_TO DO_
Leave every picture out and write out the records below exactly.

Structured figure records
+--

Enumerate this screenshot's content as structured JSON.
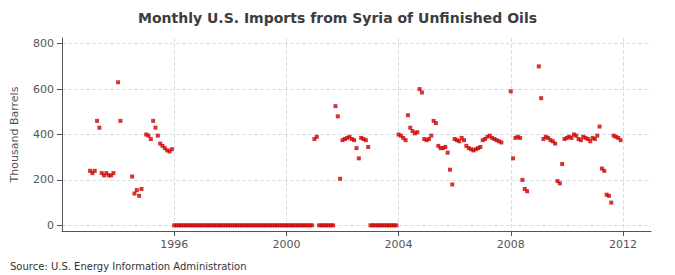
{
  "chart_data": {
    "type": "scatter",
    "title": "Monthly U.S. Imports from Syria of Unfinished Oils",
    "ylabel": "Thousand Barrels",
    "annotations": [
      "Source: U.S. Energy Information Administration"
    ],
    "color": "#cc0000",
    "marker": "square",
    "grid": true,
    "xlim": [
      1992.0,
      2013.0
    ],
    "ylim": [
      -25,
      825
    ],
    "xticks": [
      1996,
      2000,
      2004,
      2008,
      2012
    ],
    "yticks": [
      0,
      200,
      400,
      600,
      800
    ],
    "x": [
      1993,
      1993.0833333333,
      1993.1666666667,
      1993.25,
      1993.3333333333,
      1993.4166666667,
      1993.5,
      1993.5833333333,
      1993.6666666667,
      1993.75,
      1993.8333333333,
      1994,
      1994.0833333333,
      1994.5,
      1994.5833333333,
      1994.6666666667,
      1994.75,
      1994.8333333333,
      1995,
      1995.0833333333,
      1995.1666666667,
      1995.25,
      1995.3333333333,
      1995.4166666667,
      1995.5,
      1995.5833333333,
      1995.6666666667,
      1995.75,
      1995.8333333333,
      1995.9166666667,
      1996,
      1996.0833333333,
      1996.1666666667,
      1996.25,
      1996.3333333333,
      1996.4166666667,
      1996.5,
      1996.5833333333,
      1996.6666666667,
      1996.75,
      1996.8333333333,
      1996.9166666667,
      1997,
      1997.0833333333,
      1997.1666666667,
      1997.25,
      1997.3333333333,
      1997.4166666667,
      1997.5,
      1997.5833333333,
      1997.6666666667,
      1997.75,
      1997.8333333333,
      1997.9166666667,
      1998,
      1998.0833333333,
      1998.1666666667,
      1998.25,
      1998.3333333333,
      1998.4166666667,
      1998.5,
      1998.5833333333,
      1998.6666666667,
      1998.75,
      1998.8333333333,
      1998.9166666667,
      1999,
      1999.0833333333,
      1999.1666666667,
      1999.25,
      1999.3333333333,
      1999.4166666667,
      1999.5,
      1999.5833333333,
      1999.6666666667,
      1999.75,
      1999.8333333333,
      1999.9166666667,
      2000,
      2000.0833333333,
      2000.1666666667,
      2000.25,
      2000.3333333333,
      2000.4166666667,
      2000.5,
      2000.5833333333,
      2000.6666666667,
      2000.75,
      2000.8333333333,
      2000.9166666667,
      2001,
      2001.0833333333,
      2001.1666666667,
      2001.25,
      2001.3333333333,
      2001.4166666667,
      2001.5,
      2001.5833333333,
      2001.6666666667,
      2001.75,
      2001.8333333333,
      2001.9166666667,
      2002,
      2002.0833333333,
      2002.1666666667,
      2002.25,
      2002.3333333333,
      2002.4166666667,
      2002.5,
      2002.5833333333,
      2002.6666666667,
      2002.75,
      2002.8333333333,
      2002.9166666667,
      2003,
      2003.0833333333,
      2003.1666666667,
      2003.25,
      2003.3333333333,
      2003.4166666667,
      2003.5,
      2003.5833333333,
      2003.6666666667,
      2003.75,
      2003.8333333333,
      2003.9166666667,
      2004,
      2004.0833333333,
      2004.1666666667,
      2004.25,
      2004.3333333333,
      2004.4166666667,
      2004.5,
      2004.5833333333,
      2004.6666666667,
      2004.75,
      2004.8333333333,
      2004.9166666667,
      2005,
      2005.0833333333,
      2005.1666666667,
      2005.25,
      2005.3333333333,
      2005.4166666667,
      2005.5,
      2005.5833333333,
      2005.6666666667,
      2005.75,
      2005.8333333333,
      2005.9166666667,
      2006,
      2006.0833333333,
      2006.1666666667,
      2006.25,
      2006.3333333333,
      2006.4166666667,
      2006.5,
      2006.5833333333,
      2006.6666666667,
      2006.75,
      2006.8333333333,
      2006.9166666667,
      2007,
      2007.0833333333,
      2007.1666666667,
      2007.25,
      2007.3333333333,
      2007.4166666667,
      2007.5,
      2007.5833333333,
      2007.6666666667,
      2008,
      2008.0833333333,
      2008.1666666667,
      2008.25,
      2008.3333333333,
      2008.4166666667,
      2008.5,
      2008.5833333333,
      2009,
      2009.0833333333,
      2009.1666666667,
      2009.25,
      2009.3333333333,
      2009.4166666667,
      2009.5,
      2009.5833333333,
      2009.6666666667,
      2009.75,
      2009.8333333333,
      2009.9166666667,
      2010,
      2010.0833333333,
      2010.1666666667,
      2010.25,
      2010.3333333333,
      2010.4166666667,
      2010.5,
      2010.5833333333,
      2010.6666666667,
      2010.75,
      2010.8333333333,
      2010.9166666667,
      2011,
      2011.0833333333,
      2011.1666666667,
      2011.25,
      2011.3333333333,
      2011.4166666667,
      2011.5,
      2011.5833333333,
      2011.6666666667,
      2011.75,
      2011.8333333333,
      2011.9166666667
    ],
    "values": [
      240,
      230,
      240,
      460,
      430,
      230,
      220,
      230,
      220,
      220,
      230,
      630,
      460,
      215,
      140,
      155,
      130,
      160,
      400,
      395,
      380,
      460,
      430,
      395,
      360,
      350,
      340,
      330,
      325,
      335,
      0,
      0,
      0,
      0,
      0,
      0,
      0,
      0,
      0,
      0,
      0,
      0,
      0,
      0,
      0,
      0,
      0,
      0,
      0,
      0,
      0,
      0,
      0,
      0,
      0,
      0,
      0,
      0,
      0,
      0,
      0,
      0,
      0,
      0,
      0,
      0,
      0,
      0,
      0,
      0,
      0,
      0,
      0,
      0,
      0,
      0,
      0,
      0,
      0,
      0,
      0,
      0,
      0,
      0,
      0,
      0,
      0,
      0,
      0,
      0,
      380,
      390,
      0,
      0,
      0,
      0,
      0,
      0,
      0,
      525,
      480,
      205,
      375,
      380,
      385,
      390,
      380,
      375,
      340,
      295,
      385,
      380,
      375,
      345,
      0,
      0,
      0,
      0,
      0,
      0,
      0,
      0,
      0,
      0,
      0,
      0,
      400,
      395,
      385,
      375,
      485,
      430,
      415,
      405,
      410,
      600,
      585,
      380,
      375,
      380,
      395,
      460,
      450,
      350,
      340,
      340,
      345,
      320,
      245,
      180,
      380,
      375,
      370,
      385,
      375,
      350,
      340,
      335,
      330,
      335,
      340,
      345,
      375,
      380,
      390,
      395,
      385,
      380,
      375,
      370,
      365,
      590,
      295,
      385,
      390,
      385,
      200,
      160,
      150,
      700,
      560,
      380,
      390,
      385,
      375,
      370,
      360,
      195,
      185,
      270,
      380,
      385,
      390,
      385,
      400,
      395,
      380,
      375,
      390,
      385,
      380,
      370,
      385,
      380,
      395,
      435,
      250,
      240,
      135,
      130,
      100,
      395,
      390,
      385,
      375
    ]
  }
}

+--

_TASK SOLUTION_
Enumerate this screenshot's content as structured JSON.
{
  "chart_data": {
    "type": "scatter",
    "title": "Monthly U.S. Imports from Syria of Unfinished Oils",
    "ylabel": "Thousand Barrels",
    "annotations": [
      "Source: U.S. Energy Information Administration"
    ],
    "color": "#cc0000",
    "marker": "square",
    "grid": true,
    "xlim": [
      1992.0,
      2013.0
    ],
    "ylim": [
      -25,
      825
    ],
    "xticks": [
      1996,
      2000,
      2004,
      2008,
      2012
    ],
    "yticks": [
      0,
      200,
      400,
      600,
      800
    ],
    "x": [
      1993,
      1993.0833333333,
      1993.1666666667,
      1993.25,
      1993.3333333333,
      1993.4166666667,
      1993.5,
      1993.5833333333,
      1993.6666666667,
      1993.75,
      1993.8333333333,
      1994,
      1994.0833333333,
      1994.5,
      1994.5833333333,
      1994.6666666667,
      1994.75,
      1994.8333333333,
      1995,
      1995.0833333333,
      1995.1666666667,
      1995.25,
      1995.3333333333,
      1995.4166666667,
      1995.5,
      1995.5833333333,
      1995.6666666667,
      1995.75,
      1995.8333333333,
      1995.9166666667,
      1996,
      1996.0833333333,
      1996.1666666667,
      1996.25,
      1996.3333333333,
      1996.4166666667,
      1996.5,
      1996.5833333333,
      1996.6666666667,
      1996.75,
      1996.8333333333,
      1996.9166666667,
      1997,
      1997.0833333333,
      1997.1666666667,
      1997.25,
      1997.3333333333,
      1997.4166666667,
      1997.5,
      1997.5833333333,
      1997.6666666667,
      1997.75,
      1997.8333333333,
      1997.9166666667,
      1998,
      1998.0833333333,
      1998.1666666667,
      1998.25,
      1998.3333333333,
      1998.4166666667,
      1998.5,
      1998.5833333333,
      1998.6666666667,
      1998.75,
      1998.8333333333,
      1998.9166666667,
      1999,
      1999.0833333333,
      1999.1666666667,
      1999.25,
      1999.3333333333,
      1999.4166666667,
      1999.5,
      1999.5833333333,
      1999.6666666667,
      1999.75,
      1999.8333333333,
      1999.9166666667,
      2000,
      2000.0833333333,
      2000.1666666667,
      2000.25,
      2000.3333333333,
      2000.4166666667,
      2000.5,
      2000.5833333333,
      2000.6666666667,
      2000.75,
      2000.8333333333,
      2000.9166666667,
      2001,
      2001.0833333333,
      2001.1666666667,
      2001.25,
      2001.3333333333,
      2001.4166666667,
      2001.5,
      2001.5833333333,
      2001.6666666667,
      2001.75,
      2001.8333333333,
      2001.9166666667,
      2002,
      2002.0833333333,
      2002.1666666667,
      2002.25,
      2002.3333333333,
      2002.4166666667,
      2002.5,
      2002.5833333333,
      2002.6666666667,
      2002.75,
      2002.8333333333,
      2002.9166666667,
      2003,
      2003.0833333333,
      2003.1666666667,
      2003.25,
      2003.3333333333,
      2003.4166666667,
      2003.5,
      2003.5833333333,
      2003.6666666667,
      2003.75,
      2003.8333333333,
      2003.9166666667,
      2004,
      2004.0833333333,
      2004.1666666667,
      2004.25,
      2004.3333333333,
      2004.4166666667,
      2004.5,
      2004.5833333333,
      2004.6666666667,
      2004.75,
      2004.8333333333,
      2004.9166666667,
      2005,
      2005.0833333333,
      2005.1666666667,
      2005.25,
      2005.3333333333,
      2005.4166666667,
      2005.5,
      2005.5833333333,
      2005.6666666667,
      2005.75,
      2005.8333333333,
      2005.9166666667,
      2006,
      2006.0833333333,
      2006.1666666667,
      2006.25,
      2006.3333333333,
      2006.4166666667,
      2006.5,
      2006.5833333333,
      2006.6666666667,
      2006.75,
      2006.8333333333,
      2006.9166666667,
      2007,
      2007.0833333333,
      2007.1666666667,
      2007.25,
      2007.3333333333,
      2007.4166666667,
      2007.5,
      2007.5833333333,
      2007.6666666667,
      2008,
      2008.0833333333,
      2008.1666666667,
      2008.25,
      2008.3333333333,
      2008.4166666667,
      2008.5,
      2008.5833333333,
      2009,
      2009.0833333333,
      2009.1666666667,
      2009.25,
      2009.3333333333,
      2009.4166666667,
      2009.5,
      2009.5833333333,
      2009.6666666667,
      2009.75,
      2009.8333333333,
      2009.9166666667,
      2010,
      2010.0833333333,
      2010.1666666667,
      2010.25,
      2010.3333333333,
      2010.4166666667,
      2010.5,
      2010.5833333333,
      2010.6666666667,
      2010.75,
      2010.8333333333,
      2010.9166666667,
      2011,
      2011.0833333333,
      2011.1666666667,
      2011.25,
      2011.3333333333,
      2011.4166666667,
      2011.5,
      2011.5833333333,
      2011.6666666667,
      2011.75,
      2011.8333333333,
      2011.9166666667
    ],
    "values": [
      240,
      230,
      240,
      460,
      430,
      230,
      220,
      230,
      220,
      220,
      230,
      630,
      460,
      215,
      140,
      155,
      130,
      160,
      400,
      395,
      380,
      460,
      430,
      395,
      360,
      350,
      340,
      330,
      325,
      335,
      0,
      0,
      0,
      0,
      0,
      0,
      0,
      0,
      0,
      0,
      0,
      0,
      0,
      0,
      0,
      0,
      0,
      0,
      0,
      0,
      0,
      0,
      0,
      0,
      0,
      0,
      0,
      0,
      0,
      0,
      0,
      0,
      0,
      0,
      0,
      0,
      0,
      0,
      0,
      0,
      0,
      0,
      0,
      0,
      0,
      0,
      0,
      0,
      0,
      0,
      0,
      0,
      0,
      0,
      0,
      0,
      0,
      0,
      0,
      0,
      380,
      390,
      0,
      0,
      0,
      0,
      0,
      0,
      0,
      525,
      480,
      205,
      375,
      380,
      385,
      390,
      380,
      375,
      340,
      295,
      385,
      380,
      375,
      345,
      0,
      0,
      0,
      0,
      0,
      0,
      0,
      0,
      0,
      0,
      0,
      0,
      400,
      395,
      385,
      375,
      485,
      430,
      415,
      405,
      410,
      600,
      585,
      380,
      375,
      380,
      395,
      460,
      450,
      350,
      340,
      340,
      345,
      320,
      245,
      180,
      380,
      375,
      370,
      385,
      375,
      350,
      340,
      335,
      330,
      335,
      340,
      345,
      375,
      380,
      390,
      395,
      385,
      380,
      375,
      370,
      365,
      590,
      295,
      385,
      390,
      385,
      200,
      160,
      150,
      700,
      560,
      380,
      390,
      385,
      375,
      370,
      360,
      195,
      185,
      270,
      380,
      385,
      390,
      385,
      400,
      395,
      380,
      375,
      390,
      385,
      380,
      370,
      385,
      380,
      395,
      435,
      250,
      240,
      135,
      130,
      100,
      395,
      390,
      385,
      375
    ]
  }
}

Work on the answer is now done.